Magazine Le Mensuel

Nº 3095 du vendredi 2 novembre 2018

general Restauration

Le vegan pénètre le marché

«Manger la conscience tranquille». Tel est le leitmotiv de ces jeunes restaurateurs qui n’ont qu’un objectif: démonter les idées reçues sur le veganisme.
 

Cela fait cinq mois qu’Omar Ghandour, 33 ans, et Héloïse Delastre, 24 ans, ont ouvert Luna’s Kitchen à Hamra, à côté de l’Université américaine de Beyouth. «On voulait pouvoir manger la conscience tranquille. Les conditions dans lesquelles sont élevées les animaux sont très cruelles», explique Héloïse. Le restaurant sert des menus vegan, c’est-à-dire exempts d’ingrédients d’origine animale. Pour les pizzas par exemple, une préparation à base de noix de cajou remplace le fromage, les burgers sont quant à eux réalisés avec des steaks de betterave et les hots dog avec des saucisses de soja. Pour faire les sauces, le lait de vache trouve son alternative dans le lait d’amande et de coco. «Il y a beaucoup d’aprioris sur le vegan. On voulait montrer aux gens que ça n’est pas si cher, pas si bizarre et qu’on peut manger de tout», poursuit la jeune femme. Ouvert 24h/24, Luna’s Kitchen accueille une clientèle essentiellement jeune, en raison de sa proximité avec l’AUB. Parmi eux des vegan, mais aussi des non vegan. «C’est 50/50», assure-t-elle.

* **Exercice proposé 1**
Relevez dans l'article sur Luna's Kitchen tous les ingrédients végétaux que le restaurant utilise à la place d'ingrédients d'origine animale.
* **Exercice proposé 2**
Mettez sous forme de liste JSON de chaînes, une chaîne par ligne et sans lignes vides, la partie des enregistrements qui commence à leur première ligne et se termine par la ligne contenant "header-pin [251,457,255,460]", bornes incluses.

Entrées annotées des éléments

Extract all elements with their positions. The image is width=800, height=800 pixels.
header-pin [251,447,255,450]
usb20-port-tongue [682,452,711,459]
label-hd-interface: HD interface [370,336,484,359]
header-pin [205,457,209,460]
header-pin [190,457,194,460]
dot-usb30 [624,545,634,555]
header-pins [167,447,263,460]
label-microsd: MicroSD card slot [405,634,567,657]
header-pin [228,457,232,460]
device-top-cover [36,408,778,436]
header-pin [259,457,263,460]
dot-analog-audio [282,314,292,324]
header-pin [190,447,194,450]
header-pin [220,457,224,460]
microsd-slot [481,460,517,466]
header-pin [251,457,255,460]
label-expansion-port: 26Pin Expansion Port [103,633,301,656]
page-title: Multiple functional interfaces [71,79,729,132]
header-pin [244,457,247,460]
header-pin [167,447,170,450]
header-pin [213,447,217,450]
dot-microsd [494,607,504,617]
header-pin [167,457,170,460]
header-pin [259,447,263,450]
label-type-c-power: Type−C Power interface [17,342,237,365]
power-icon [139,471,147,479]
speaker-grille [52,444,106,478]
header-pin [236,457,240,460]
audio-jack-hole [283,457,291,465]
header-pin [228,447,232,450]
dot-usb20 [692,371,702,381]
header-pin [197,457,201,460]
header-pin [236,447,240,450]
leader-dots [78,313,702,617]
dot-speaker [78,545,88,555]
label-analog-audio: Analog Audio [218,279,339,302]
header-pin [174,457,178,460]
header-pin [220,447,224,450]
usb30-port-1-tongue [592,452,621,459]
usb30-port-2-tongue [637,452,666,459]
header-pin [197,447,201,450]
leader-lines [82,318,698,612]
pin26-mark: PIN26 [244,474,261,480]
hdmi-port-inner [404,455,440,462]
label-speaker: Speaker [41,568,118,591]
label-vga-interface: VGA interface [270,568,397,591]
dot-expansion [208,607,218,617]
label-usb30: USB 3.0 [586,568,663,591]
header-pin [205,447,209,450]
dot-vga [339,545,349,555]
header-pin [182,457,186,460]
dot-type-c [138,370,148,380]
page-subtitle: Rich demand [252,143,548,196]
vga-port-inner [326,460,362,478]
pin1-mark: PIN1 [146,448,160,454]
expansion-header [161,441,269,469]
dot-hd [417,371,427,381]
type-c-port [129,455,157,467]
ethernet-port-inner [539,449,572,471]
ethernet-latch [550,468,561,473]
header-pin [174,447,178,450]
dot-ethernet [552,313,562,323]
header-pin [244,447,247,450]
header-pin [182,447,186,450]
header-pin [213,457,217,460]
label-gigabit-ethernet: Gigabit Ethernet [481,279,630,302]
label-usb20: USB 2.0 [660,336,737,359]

* **Corrigé détaillé 1**
- une préparation à base de noix de cajou
- des steaks de betterave
- des saucisses de soja
- du lait d'amande
- du lait de coco

* **Corrigé détaillé 2**
[
  "Extract all elements with their positions. The image is width=800, height=800 pixels.",
  "header-pin [251,447,255,450]",
  "usb20-port-tongue [682,452,711,459]",
  "label-hd-interface: HD interface [370,336,484,359]",
  "header-pin [205,457,209,460]",
  "header-pin [190,457,194,460]",
  "dot-usb30 [624,545,634,555]",
  "header-pins [167,447,263,460]",
  "label-microsd: MicroSD card slot [405,634,567,657]",
  "header-pin [228,457,232,460]",
  "device-top-cover [36,408,778,436]",
  "header-pin [259,457,263,460]",
  "dot-analog-audio [282,314,292,324]",
  "header-pin [190,447,194,450]",
  "header-pin [220,457,224,460]",
  "microsd-slot [481,460,517,466]",
  "header-pin [251,457,255,460]"
]